Your goal:
Filter the lines below, copying only those with the string "kronor".

(Dataset records of document pages)
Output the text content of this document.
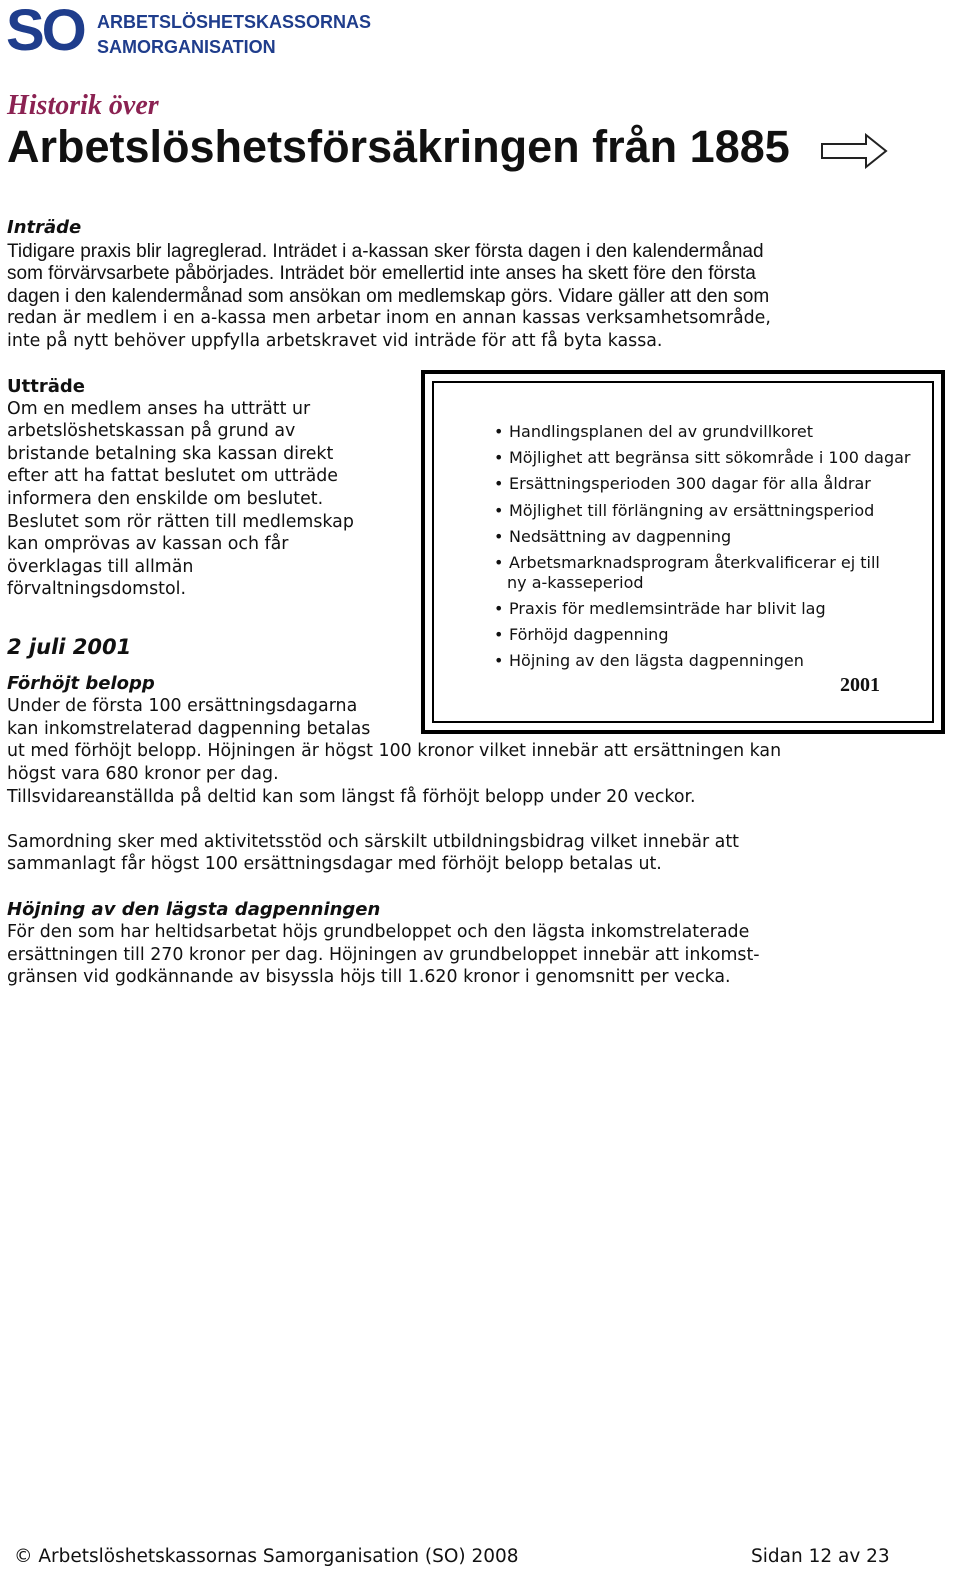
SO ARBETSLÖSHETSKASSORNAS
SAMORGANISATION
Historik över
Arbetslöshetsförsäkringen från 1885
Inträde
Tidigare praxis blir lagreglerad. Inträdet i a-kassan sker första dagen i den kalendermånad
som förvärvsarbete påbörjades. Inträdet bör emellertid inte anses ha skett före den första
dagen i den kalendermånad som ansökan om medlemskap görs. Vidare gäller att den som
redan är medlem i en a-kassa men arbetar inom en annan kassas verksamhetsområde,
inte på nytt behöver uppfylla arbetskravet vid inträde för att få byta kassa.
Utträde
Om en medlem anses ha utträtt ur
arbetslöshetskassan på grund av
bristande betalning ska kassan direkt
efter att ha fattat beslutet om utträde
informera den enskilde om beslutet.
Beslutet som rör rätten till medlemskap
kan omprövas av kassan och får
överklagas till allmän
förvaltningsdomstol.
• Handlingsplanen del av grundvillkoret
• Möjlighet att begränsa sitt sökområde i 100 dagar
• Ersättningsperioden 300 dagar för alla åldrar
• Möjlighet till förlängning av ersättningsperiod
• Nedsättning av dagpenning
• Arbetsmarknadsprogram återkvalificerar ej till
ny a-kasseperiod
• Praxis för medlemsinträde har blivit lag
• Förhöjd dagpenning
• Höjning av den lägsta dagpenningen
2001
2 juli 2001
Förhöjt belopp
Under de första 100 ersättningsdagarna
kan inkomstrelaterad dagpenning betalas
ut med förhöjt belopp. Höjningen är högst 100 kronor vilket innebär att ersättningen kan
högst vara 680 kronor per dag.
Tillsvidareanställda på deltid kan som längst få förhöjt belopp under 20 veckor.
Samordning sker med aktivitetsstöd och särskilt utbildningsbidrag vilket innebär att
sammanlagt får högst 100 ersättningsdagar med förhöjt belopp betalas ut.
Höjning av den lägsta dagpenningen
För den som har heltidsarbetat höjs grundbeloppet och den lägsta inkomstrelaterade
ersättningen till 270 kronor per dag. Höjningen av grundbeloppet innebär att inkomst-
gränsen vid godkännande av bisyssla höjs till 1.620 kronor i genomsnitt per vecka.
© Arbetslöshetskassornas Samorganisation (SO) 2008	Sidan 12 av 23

==

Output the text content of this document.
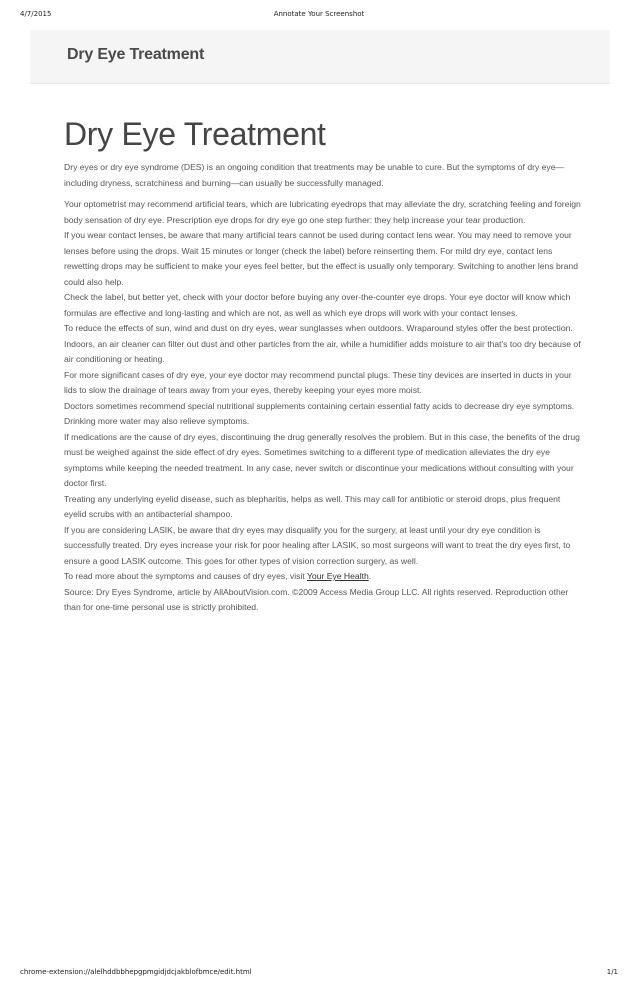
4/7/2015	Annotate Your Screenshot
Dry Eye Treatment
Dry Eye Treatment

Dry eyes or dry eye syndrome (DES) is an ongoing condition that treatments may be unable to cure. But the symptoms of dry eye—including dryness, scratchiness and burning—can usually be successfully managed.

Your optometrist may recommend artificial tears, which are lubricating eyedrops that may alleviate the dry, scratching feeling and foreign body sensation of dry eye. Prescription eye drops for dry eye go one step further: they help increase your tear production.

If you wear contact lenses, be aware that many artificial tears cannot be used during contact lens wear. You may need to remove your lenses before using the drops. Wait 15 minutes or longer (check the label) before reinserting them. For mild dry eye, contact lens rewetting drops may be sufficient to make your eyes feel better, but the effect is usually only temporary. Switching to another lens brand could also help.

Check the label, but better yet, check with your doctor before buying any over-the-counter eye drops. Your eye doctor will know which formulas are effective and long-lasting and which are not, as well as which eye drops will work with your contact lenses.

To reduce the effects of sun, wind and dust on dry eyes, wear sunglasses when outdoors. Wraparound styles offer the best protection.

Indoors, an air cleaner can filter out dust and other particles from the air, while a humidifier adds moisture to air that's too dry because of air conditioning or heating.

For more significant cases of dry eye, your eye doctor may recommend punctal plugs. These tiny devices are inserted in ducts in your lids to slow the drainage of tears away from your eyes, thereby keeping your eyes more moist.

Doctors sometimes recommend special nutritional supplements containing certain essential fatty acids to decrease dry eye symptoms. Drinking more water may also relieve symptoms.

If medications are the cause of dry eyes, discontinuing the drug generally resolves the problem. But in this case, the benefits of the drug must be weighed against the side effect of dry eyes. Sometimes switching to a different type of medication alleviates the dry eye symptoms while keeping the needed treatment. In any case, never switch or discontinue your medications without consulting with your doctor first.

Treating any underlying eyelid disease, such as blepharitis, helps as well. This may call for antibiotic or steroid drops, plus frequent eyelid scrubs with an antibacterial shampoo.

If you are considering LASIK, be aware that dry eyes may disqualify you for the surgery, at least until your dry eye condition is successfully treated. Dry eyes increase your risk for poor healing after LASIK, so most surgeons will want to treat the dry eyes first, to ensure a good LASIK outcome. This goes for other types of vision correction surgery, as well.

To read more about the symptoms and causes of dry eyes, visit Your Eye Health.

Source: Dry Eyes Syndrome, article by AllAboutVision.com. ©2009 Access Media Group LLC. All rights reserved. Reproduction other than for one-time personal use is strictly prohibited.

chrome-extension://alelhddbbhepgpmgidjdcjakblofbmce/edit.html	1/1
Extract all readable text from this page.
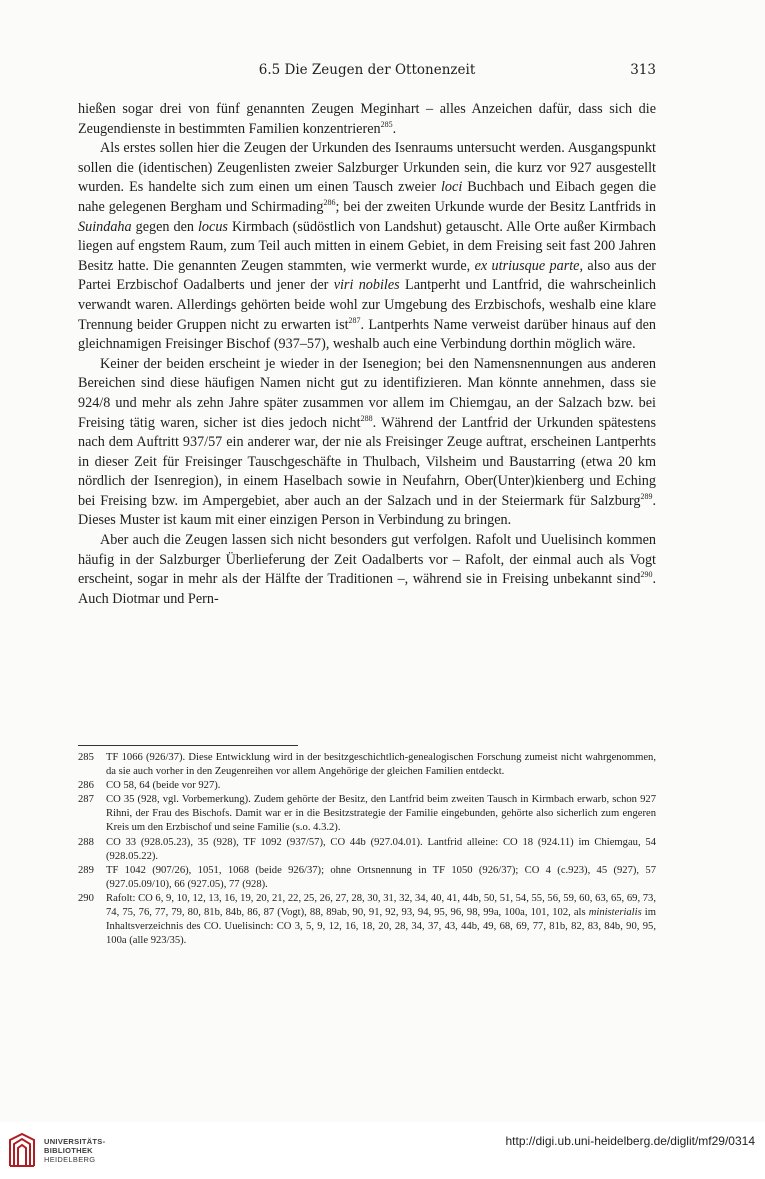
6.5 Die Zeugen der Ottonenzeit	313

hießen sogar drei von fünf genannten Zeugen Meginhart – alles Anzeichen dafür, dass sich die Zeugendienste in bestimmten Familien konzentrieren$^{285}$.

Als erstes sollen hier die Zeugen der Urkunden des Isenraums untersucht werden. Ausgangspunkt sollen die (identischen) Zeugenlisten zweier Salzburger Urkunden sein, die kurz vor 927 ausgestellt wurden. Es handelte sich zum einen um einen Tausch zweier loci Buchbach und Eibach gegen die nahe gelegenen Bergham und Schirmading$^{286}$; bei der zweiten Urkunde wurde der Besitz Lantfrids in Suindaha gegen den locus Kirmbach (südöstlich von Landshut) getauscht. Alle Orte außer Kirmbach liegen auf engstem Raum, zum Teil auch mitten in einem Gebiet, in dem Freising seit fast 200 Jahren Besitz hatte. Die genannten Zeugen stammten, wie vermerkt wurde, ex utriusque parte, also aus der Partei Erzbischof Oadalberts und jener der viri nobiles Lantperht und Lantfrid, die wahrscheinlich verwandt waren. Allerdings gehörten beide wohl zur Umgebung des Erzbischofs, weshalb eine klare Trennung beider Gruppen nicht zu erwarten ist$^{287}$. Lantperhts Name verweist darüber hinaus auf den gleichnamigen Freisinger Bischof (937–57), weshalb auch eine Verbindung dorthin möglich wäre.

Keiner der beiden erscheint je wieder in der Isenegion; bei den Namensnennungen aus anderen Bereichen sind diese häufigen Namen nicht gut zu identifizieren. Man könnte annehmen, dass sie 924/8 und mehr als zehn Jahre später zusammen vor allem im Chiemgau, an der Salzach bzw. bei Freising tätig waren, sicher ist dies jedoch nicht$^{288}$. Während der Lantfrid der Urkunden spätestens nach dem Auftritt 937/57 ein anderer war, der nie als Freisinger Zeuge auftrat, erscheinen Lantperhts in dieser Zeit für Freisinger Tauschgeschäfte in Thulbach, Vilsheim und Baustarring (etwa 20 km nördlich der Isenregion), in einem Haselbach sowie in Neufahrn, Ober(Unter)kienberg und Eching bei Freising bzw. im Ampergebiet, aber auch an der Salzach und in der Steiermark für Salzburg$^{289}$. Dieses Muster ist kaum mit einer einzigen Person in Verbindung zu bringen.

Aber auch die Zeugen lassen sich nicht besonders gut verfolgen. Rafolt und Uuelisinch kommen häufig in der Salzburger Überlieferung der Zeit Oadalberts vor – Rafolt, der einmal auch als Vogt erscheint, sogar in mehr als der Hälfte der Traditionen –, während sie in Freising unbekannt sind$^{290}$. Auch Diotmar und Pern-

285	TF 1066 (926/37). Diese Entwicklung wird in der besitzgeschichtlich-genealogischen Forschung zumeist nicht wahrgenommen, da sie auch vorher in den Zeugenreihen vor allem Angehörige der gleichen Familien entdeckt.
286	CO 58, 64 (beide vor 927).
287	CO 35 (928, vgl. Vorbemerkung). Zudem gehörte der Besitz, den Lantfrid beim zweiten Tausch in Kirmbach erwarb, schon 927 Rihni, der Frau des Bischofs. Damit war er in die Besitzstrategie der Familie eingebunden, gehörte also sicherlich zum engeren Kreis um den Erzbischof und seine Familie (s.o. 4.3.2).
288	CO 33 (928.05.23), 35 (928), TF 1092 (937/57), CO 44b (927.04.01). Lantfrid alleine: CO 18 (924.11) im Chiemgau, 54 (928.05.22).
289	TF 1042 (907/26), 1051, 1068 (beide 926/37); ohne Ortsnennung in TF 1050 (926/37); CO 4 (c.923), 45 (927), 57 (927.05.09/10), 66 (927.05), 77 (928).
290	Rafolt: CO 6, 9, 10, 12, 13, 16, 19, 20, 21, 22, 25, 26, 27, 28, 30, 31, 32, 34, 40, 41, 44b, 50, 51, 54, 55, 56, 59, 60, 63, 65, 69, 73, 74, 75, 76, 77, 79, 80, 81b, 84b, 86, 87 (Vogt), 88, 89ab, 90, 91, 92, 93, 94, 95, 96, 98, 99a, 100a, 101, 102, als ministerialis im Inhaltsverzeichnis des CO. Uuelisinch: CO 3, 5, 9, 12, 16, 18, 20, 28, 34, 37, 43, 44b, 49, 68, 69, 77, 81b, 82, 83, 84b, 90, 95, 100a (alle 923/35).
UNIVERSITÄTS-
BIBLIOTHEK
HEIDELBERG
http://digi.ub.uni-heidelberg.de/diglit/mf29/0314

Task response:
ut med förhöjt belopp. Höjningen är högst 100 kronor vilket innebär att ersättningen kan
högst vara 680 kronor per dag.
ersättningen till 270 kronor per dag. Höjningen av grundbeloppet innebär att inkomst-
gränsen vid godkännande av bisyssla höjs till 1.620 kronor i genomsnitt per vecka.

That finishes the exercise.